* **作業内容**: 食肉処理用組成物の文書のうち、「本発明は、糖と塩との混合物を」から「糖と塩との組合せ物に関する。」までを、「肉製品」を「食肉製品」に改めて更新し、示しなさい。

* **文書本文**:
説明

糖と塩とを含む食肉処理用組成物

本発明は、糖と塩との混合物を含む食肉処理用組成物に関する。前記組成物を食肉を通じて浸透させることによって、あるいは、閉じた容器中で食肉を発酵させることによって食肉を処理すると、全体に塩味を有する肉製品となる。乳酸菌発酵を用いた方法および貯蔵安定性のある肉製品の製造方法についても開示する。

【発明の詳細な説明】
【技術分野】
【0001】
本発明は、貯蔵能力を向上させるとともに消費者の安全を向上させる肉製品を提供し、かつ、低温での乳酸菌成長に好適な状態を提供する食肉処理用の糖と塩との組合せ物に関する。

* **提供情報**:
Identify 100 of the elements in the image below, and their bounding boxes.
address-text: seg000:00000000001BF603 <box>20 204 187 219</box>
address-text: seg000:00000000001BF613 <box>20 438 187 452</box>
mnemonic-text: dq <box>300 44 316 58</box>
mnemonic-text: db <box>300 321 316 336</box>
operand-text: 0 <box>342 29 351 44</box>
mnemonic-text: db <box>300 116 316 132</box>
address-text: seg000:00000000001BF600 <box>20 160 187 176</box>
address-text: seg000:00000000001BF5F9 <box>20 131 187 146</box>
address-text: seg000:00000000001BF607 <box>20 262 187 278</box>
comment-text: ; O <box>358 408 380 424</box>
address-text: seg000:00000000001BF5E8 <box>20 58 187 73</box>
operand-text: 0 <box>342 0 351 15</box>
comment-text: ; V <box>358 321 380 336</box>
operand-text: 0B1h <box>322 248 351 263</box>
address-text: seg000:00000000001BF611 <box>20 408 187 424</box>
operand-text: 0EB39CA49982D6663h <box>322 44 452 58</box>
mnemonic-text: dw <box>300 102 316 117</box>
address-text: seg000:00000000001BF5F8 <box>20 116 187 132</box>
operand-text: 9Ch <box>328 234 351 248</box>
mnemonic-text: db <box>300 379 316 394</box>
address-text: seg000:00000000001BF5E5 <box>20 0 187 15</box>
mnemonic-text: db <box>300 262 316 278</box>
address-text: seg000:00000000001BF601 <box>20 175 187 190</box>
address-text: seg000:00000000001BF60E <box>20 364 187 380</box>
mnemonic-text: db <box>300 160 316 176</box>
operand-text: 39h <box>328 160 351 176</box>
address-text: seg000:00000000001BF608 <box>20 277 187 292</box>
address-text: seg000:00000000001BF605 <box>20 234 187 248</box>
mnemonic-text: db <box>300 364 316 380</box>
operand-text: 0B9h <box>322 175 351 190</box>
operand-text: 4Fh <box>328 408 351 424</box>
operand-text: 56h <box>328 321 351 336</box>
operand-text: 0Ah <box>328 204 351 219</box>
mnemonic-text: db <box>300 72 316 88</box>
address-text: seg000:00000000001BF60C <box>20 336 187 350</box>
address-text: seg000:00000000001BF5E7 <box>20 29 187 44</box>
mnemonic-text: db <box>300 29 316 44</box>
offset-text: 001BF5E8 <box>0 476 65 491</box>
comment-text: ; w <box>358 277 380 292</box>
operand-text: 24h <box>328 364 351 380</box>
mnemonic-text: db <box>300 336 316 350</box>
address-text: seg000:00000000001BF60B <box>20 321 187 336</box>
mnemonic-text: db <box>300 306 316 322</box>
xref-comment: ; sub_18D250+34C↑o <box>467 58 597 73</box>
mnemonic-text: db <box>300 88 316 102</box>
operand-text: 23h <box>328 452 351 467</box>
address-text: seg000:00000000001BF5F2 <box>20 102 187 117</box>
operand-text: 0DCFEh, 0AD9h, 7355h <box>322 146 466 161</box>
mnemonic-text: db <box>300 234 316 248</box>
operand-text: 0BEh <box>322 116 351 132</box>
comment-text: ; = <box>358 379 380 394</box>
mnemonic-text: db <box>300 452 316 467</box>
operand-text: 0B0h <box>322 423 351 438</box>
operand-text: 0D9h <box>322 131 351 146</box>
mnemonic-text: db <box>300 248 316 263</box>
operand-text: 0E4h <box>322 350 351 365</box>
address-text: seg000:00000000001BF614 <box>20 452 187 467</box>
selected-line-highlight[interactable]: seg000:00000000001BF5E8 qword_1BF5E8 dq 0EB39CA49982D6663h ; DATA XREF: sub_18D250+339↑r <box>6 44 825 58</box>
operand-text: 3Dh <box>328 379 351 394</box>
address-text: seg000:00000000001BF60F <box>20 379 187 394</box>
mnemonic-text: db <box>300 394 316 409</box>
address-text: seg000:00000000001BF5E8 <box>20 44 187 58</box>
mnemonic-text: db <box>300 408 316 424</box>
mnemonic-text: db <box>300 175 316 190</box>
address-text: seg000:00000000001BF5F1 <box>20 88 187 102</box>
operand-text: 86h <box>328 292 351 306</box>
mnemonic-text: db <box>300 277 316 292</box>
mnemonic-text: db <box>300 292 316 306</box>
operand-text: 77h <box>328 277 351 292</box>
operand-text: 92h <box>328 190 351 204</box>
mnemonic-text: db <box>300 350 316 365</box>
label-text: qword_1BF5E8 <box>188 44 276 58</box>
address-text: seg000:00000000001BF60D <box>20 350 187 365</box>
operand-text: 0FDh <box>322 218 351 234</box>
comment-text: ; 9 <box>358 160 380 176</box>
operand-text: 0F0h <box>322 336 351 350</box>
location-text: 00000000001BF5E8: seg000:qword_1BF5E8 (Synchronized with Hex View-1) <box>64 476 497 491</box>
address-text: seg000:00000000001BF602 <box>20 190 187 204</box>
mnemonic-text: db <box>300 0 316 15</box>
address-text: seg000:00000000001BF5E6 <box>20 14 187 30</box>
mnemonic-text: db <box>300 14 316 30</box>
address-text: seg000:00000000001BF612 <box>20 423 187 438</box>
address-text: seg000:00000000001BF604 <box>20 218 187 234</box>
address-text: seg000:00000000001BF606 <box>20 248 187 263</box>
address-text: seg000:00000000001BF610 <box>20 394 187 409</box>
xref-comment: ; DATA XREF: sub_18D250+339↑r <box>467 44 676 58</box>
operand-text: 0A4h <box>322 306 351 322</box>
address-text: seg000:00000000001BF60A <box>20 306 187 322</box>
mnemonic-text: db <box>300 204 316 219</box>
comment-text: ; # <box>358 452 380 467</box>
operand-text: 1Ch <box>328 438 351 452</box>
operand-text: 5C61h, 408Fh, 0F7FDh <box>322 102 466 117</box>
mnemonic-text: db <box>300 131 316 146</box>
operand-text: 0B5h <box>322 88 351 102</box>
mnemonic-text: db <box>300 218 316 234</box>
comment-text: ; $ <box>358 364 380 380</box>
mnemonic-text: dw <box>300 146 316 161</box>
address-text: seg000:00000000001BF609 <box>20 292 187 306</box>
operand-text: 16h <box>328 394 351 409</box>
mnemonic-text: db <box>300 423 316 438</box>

* **解答**:
本発明は、糖と塩との混合物を含む食肉処理用組成物に関する。前記組成物を食肉を通じて浸透させることによって、あるいは、閉じた容器中で食肉を発酵させることによって食肉を処理すると、全体に塩味を有する食肉製品となる。乳酸菌発酵を用いた方法および貯蔵安定性のある食肉製品の製造方法についても開示する。

【発明の詳細な説明】
【技術分野】
【0001】
本発明は、貯蔵能力を向上させるとともに消費者の安全を向上させる食肉製品を提供し、かつ、低温での乳酸菌成長に好適な状態を提供する食肉処理用の糖と塩との組合せ物に関する。